++++ Extracted entries ++++

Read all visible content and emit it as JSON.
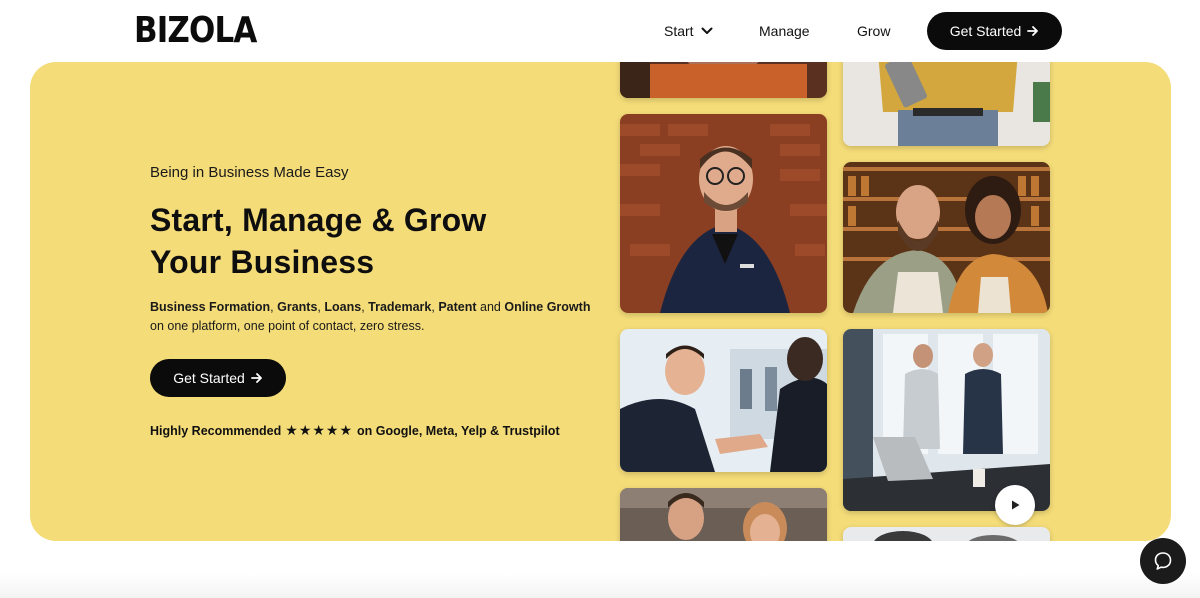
{
  "brand": {
    "logo_text": "BIZOLA"
  },
  "nav": {
    "start_label": "Start",
    "manage_label": "Manage",
    "grow_label": "Grow",
    "cta_label": "Get Started"
  },
  "hero": {
    "eyebrow": "Being in Business Made Easy",
    "headline_line1": "Start, Manage & Grow",
    "headline_line2": "Your Business",
    "services": {
      "s1": "Business Formation",
      "sep1": ", ",
      "s2": "Grants",
      "sep2": ", ",
      "s3": "Loans",
      "sep3": ", ",
      "s4": "Trademark",
      "sep4": ", ",
      "s5": "Patent",
      "sep5": " and ",
      "s6": "Online Growth"
    },
    "tagline": "on one platform, one point of contact, zero stress.",
    "cta_label": "Get Started",
    "recommend_prefix": "Highly Recommended",
    "stars": "★★★★★",
    "recommend_suffix": "on Google, Meta, Yelp & Trustpilot"
  },
  "icons": {
    "chevron": "chevron-down-icon",
    "arrow": "arrow-right-icon",
    "play": "play-icon",
    "chat": "chat-icon"
  },
  "colors": {
    "hero_bg": "#f4dc78",
    "button_bg": "#0b0b0b",
    "button_text": "#ffffff"
  }
}
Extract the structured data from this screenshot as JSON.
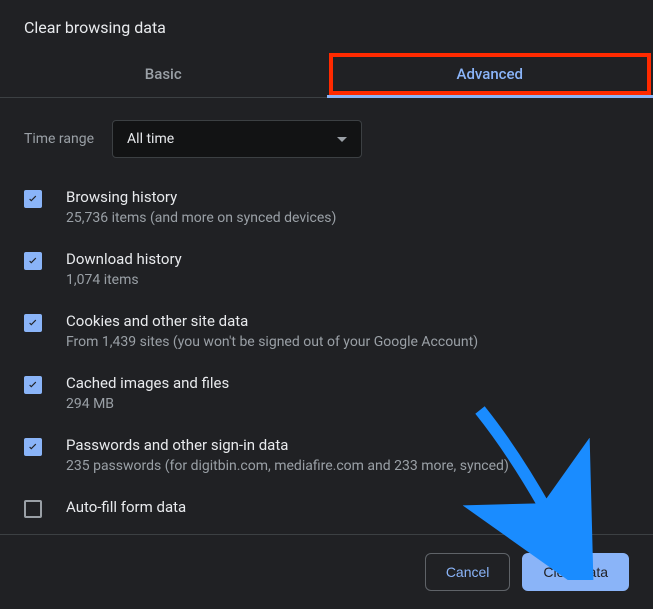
{
  "title": "Clear browsing data",
  "tabs": {
    "basic": "Basic",
    "advanced": "Advanced"
  },
  "time": {
    "label": "Time range",
    "value": "All time"
  },
  "options": [
    {
      "label": "Browsing history",
      "desc": "25,736 items (and more on synced devices)",
      "checked": true
    },
    {
      "label": "Download history",
      "desc": "1,074 items",
      "checked": true
    },
    {
      "label": "Cookies and other site data",
      "desc": "From 1,439 sites (you won't be signed out of your Google Account)",
      "checked": true
    },
    {
      "label": "Cached images and files",
      "desc": "294 MB",
      "checked": true
    },
    {
      "label": "Passwords and other sign-in data",
      "desc": "235 passwords (for digitbin.com, mediafire.com and 233 more, synced)",
      "checked": true
    },
    {
      "label": "Auto-fill form data",
      "desc": "",
      "checked": false
    }
  ],
  "buttons": {
    "cancel": "Cancel",
    "clear": "Clear data"
  },
  "colors": {
    "accent": "#8ab4f8",
    "annotation": "#1a8cff"
  }
}
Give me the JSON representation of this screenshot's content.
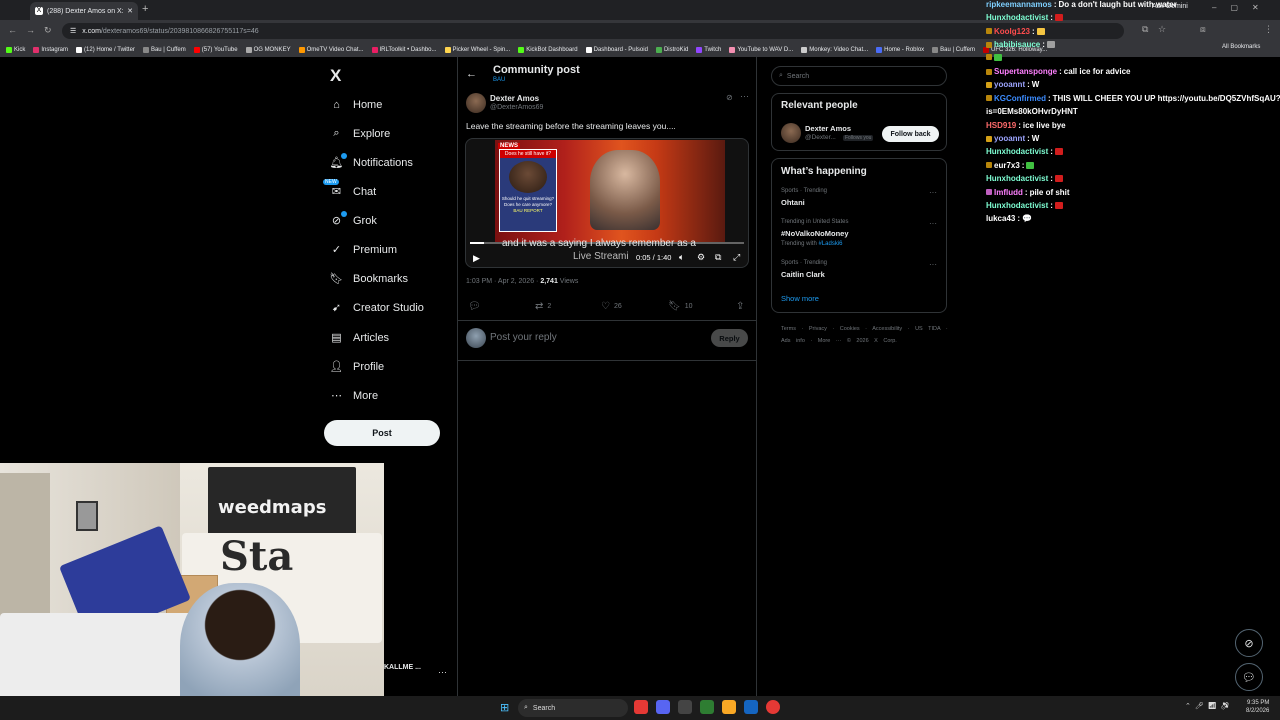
{
  "browser": {
    "tab_title": "(288) Dexter Amos on X: \"Leave...",
    "tab_favicon": "X",
    "new_tab_symbol": "+",
    "url_host": "x.com",
    "url_path": "/dexteramos69/status/2039810866826755117s=46",
    "ask_gemini": "Ask Gemini",
    "all_bookmarks": "All Bookmarks",
    "bookmarks": [
      {
        "label": "Kick",
        "color": "#53fc18"
      },
      {
        "label": "Instagram",
        "color": "#e1306c"
      },
      {
        "label": "(12) Home / Twitter",
        "color": "#ffffff"
      },
      {
        "label": "Bau | Cuffem",
        "color": "#888888"
      },
      {
        "label": "(57) YouTube",
        "color": "#ff0000"
      },
      {
        "label": "OG MONKEY",
        "color": "#aaaaaa"
      },
      {
        "label": "OmeTV Video Chat...",
        "color": "#ff9800"
      },
      {
        "label": "IRLToolkit • Dashbo...",
        "color": "#e91e63"
      },
      {
        "label": "Picker Wheel - Spin...",
        "color": "#ffd54f"
      },
      {
        "label": "KickBot Dashboard",
        "color": "#53fc18"
      },
      {
        "label": "Dashboard - Pulsoid",
        "color": "#ffffff"
      },
      {
        "label": "DistroKid",
        "color": "#4caf50"
      },
      {
        "label": "Twitch",
        "color": "#9146ff"
      },
      {
        "label": "YouTube to WAV D...",
        "color": "#f48fb1"
      },
      {
        "label": "Monkey: Video Chat...",
        "color": "#cccccc"
      },
      {
        "label": "Home - Roblox",
        "color": "#4a6cf7"
      },
      {
        "label": "Bau | Cuffem",
        "color": "#888888"
      },
      {
        "label": "UFC 326: Holloway...",
        "color": "#c00000"
      }
    ]
  },
  "sidebar": {
    "logo": "X",
    "items": [
      {
        "label": "Home",
        "icon": "home-icon",
        "glyph": "⌂"
      },
      {
        "label": "Explore",
        "icon": "search-icon",
        "glyph": "⌕"
      },
      {
        "label": "Notifications",
        "icon": "bell-icon",
        "glyph": "🔔︎"
      },
      {
        "label": "Chat",
        "icon": "chat-icon",
        "glyph": "✉"
      },
      {
        "label": "Grok",
        "icon": "grok-icon",
        "glyph": "⊘"
      },
      {
        "label": "Premium",
        "icon": "premium-icon",
        "glyph": "✓"
      },
      {
        "label": "Bookmarks",
        "icon": "bookmark-icon",
        "glyph": "🔖︎"
      },
      {
        "label": "Creator Studio",
        "icon": "rocket-icon",
        "glyph": "➹"
      },
      {
        "label": "Articles",
        "icon": "article-icon",
        "glyph": "▤"
      },
      {
        "label": "Profile",
        "icon": "profile-icon",
        "glyph": "👤︎"
      },
      {
        "label": "More",
        "icon": "more-icon",
        "glyph": "⋯"
      }
    ],
    "chat_badge": "NEW",
    "post_label": "Post",
    "account_name": "KALLME ...",
    "account_more": "···"
  },
  "post": {
    "header_title": "Community post",
    "header_sub": "BAU",
    "author_name": "Dexter Amos",
    "author_handle": "@DexterAmos69",
    "text": "Leave the streaming before the streaming leaves you....",
    "video": {
      "news_tag": "NEWS",
      "headline": "Does he still have it?",
      "question": "Should he quit streaming? Does he care anymore?",
      "report": "BAU REPORT",
      "caption": "and it was a saying I always remember as a",
      "caption2": "Live Streami",
      "time": "0:05 / 1:40",
      "progress": 0.05
    },
    "time": "1:03 PM · Apr 2, 2026 · ",
    "views_count": "2,741",
    "views_label": " Views",
    "reposts": "2",
    "likes": "26",
    "bookmarks": "10",
    "reply_placeholder": "Post your reply",
    "reply_label": "Reply"
  },
  "right": {
    "search_placeholder": "Search",
    "relevant_title": "Relevant people",
    "rel_name": "Dexter Amos",
    "rel_handle": "@Dexter...",
    "rel_follows_you": "Follows you",
    "follow_back": "Follow back",
    "happening_title": "What’s happening",
    "trends": [
      {
        "meta": "Sports · Trending",
        "name": "Ohtani"
      },
      {
        "meta": "Trending in United States",
        "name": "#NoValkoNoMoney"
      },
      {
        "meta": "Sports · Trending",
        "name": "Caitlin Clark"
      }
    ],
    "trend_with_prefix": "Trending with ",
    "trend_with_tag": "#Ladski6",
    "show_more": "Show more",
    "footer": "Terms · Privacy · Cookies · Accessibility · US TIDA · Ads info · More ··· © 2026 X Corp."
  },
  "chat": [
    {
      "user": "ripkeemannamos",
      "color": "#7fd0ff",
      "msg": "Do a don't laugh but with water",
      "badge": ""
    },
    {
      "user": "Hunxhodactivist",
      "color": "#7fffd4",
      "msg": "",
      "badge": "",
      "emote": "#d21d1d"
    },
    {
      "user": "Koolg123",
      "color": "#ff4d4d",
      "msg": "",
      "badge": "#b8860b",
      "emote": "#f4c542"
    },
    {
      "user": "habibisauce",
      "color": "#7fffd4",
      "msg": "",
      "badge": "#b8860b",
      "emote": "#a0a0a0"
    },
    {
      "user": "",
      "color": "#7fffd4",
      "msg": "",
      "badge": "#b8860b",
      "emote": "#40c040"
    },
    {
      "user": "Supertansponge",
      "color": "#ff80ff",
      "msg": "call ice for advice",
      "badge": "#b8860b"
    },
    {
      "user": "yooannt",
      "color": "#9da5ff",
      "msg": "W",
      "badge": "#d4a017"
    },
    {
      "user": "KGConfirmed",
      "color": "#3c8cff",
      "msg": "THIS WILL CHEER YOU UP https://youtu.be/DQ5ZVhfSqAU?",
      "badge": "#b8860b"
    },
    {
      "user": "",
      "color": "#fff",
      "msg": "is=0EMs80kOHvrDyHNT",
      "badge": ""
    },
    {
      "user": "HSD919",
      "color": "#ff6b6b",
      "msg": "ice live bye",
      "badge": ""
    },
    {
      "user": "yooannt",
      "color": "#9da5ff",
      "msg": "W",
      "badge": "#d4a017"
    },
    {
      "user": "Hunxhodactivist",
      "color": "#7fffd4",
      "msg": "",
      "badge": "",
      "emote": "#d21d1d"
    },
    {
      "user": "eur7x3",
      "color": "#fff",
      "msg": "",
      "badge": "#b8860b",
      "emote": "#40c040"
    },
    {
      "user": "Hunxhodactivist",
      "color": "#7fffd4",
      "msg": "",
      "badge": "",
      "emote": "#d21d1d"
    },
    {
      "user": "Imfludd",
      "color": "#ff80ff",
      "msg": "pile of shit",
      "badge": "#c060c0"
    },
    {
      "user": "Hunxhodactivist",
      "color": "#7fffd4",
      "msg": "",
      "badge": "",
      "emote": "#d21d1d"
    },
    {
      "user": "lukca43",
      "color": "#fff",
      "msg": "💬",
      "badge": ""
    }
  ],
  "webcam": {
    "banner": "weedmaps",
    "wall_text": "Sta"
  },
  "taskbar": {
    "search": "Search",
    "time": "9:35 PM",
    "date": "8/2/2026"
  },
  "colors": {
    "accent": "#1d9bf0",
    "border": "#2f3336",
    "muted": "#71767b"
  }
}
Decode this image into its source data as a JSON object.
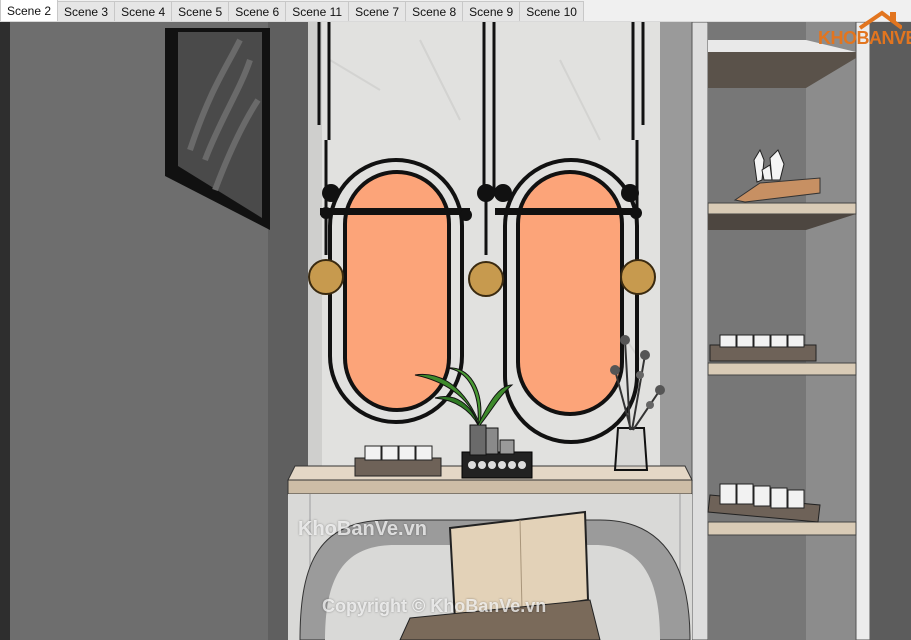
{
  "tabs": [
    "Scene 2",
    "Scene 3",
    "Scene 4",
    "Scene 5",
    "Scene 6",
    "Scene 11",
    "Scene 7",
    "Scene 8",
    "Scene 9",
    "Scene 10"
  ],
  "active_tab": "Scene 2",
  "logo": {
    "text": "KHOBANVE"
  },
  "watermarks": {
    "center": "KhoBanVe.vn",
    "copyright": "Copyright © KhoBanVe.vn"
  },
  "colors": {
    "wall": "#6f6f6f",
    "mirror_fill": "#fca479",
    "frame": "#1a1a1a",
    "marble": "#e2e2e0",
    "wood": "#d2c3b0",
    "brand": "#e2751f"
  }
}
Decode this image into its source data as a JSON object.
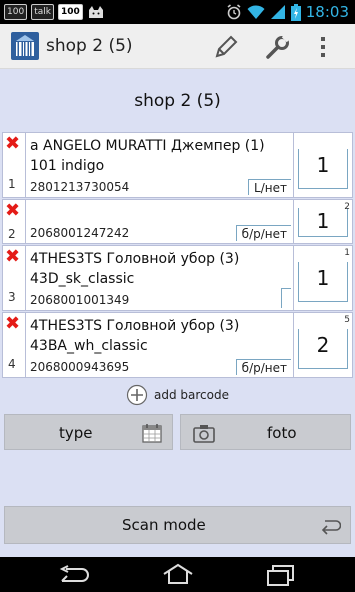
{
  "status_bar": {
    "left_badges": [
      "100",
      "talk",
      "100"
    ],
    "time": "18:03",
    "icons": [
      "alarm-icon",
      "wifi-icon",
      "signal-icon",
      "battery-icon"
    ]
  },
  "action_bar": {
    "title": "shop 2 (5)",
    "icons": [
      "app-barcode-icon",
      "edit-pencil-icon",
      "settings-wrench-icon",
      "overflow-menu-icon"
    ]
  },
  "page": {
    "title": "shop 2 (5)"
  },
  "items": [
    {
      "num": "1",
      "name": "a ANGELO MURATTI Джемпер (1) 101 indigo",
      "barcode": "2801213730054",
      "size": "L/нет",
      "qty": "1",
      "qty_sup": ""
    },
    {
      "num": "2",
      "name": "",
      "barcode": "2068001247242",
      "size": "б/р/нет",
      "qty": "1",
      "qty_sup": "2"
    },
    {
      "num": "3",
      "name": "4THES3TS Головной убор (3) 43D_sk_classic",
      "barcode": "2068001001349",
      "size": "",
      "qty": "1",
      "qty_sup": "1"
    },
    {
      "num": "4",
      "name": "4THES3TS Головной убор (3) 43BA_wh_classic",
      "barcode": "2068000943695",
      "size": "б/р/нет",
      "qty": "2",
      "qty_sup": "5"
    }
  ],
  "add_barcode": {
    "label": "add barcode"
  },
  "buttons": {
    "type": "type",
    "foto": "foto",
    "scan_mode": "Scan mode"
  },
  "colors": {
    "accent": "#33b5e5",
    "delete": "#e41b17",
    "content_bg": "#dbe0f3",
    "button_bg": "#c9cbd0"
  }
}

++++

_Work to complete_: Reply with one number only, the count of lines above that hold the string "Dashboard".

_The result_: 2